» **Exercise requirements**: Where does the string "color" appear? Copy every line of the entries below that holds it.

» **Dataset records**:
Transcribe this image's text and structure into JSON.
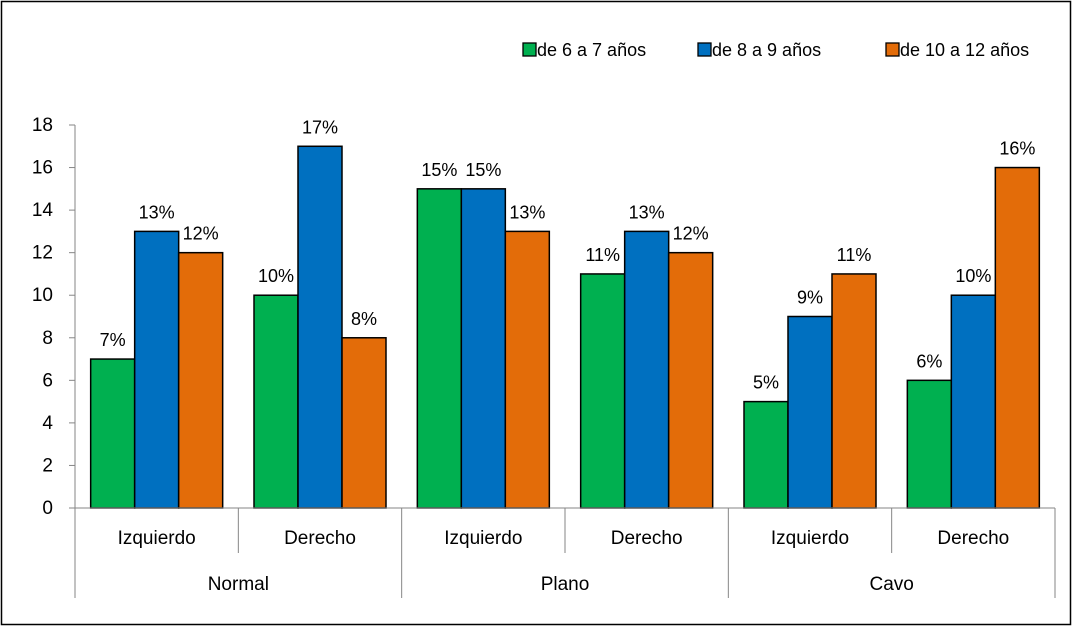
{
  "chart_data": {
    "type": "bar",
    "title": "",
    "xlabel": "",
    "ylabel": "",
    "ylim": [
      0,
      18
    ],
    "yticks": [
      0,
      2,
      4,
      6,
      8,
      10,
      12,
      14,
      16,
      18
    ],
    "grid": false,
    "legend_position": "top-right",
    "groups": [
      {
        "label": "Normal",
        "categories": [
          "Izquierdo",
          "Derecho"
        ]
      },
      {
        "label": "Plano",
        "categories": [
          "Izquierdo",
          "Derecho"
        ]
      },
      {
        "label": "Cavo",
        "categories": [
          "Izquierdo",
          "Derecho"
        ]
      }
    ],
    "categories": [
      "Izquierdo",
      "Derecho",
      "Izquierdo",
      "Derecho",
      "Izquierdo",
      "Derecho"
    ],
    "series": [
      {
        "name": "de 6 a 7 años",
        "color": "#00b050",
        "values": [
          7,
          10,
          15,
          11,
          5,
          6
        ],
        "labels": [
          "7%",
          "10%",
          "15%",
          "11%",
          "5%",
          "6%"
        ]
      },
      {
        "name": "de 8 a 9 años",
        "color": "#0070c0",
        "values": [
          13,
          17,
          15,
          13,
          9,
          10
        ],
        "labels": [
          "13%",
          "17%",
          "15%",
          "13%",
          "9%",
          "10%"
        ]
      },
      {
        "name": "de 10 a 12 años",
        "color": "#e36c09",
        "values": [
          12,
          8,
          13,
          12,
          11,
          16
        ],
        "labels": [
          "12%",
          "8%",
          "13%",
          "12%",
          "11%",
          "16%"
        ]
      }
    ]
  }
}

» **Answer below**:
        "color": "#00b050",
        "color": "#0070c0",
        "color": "#e36c09",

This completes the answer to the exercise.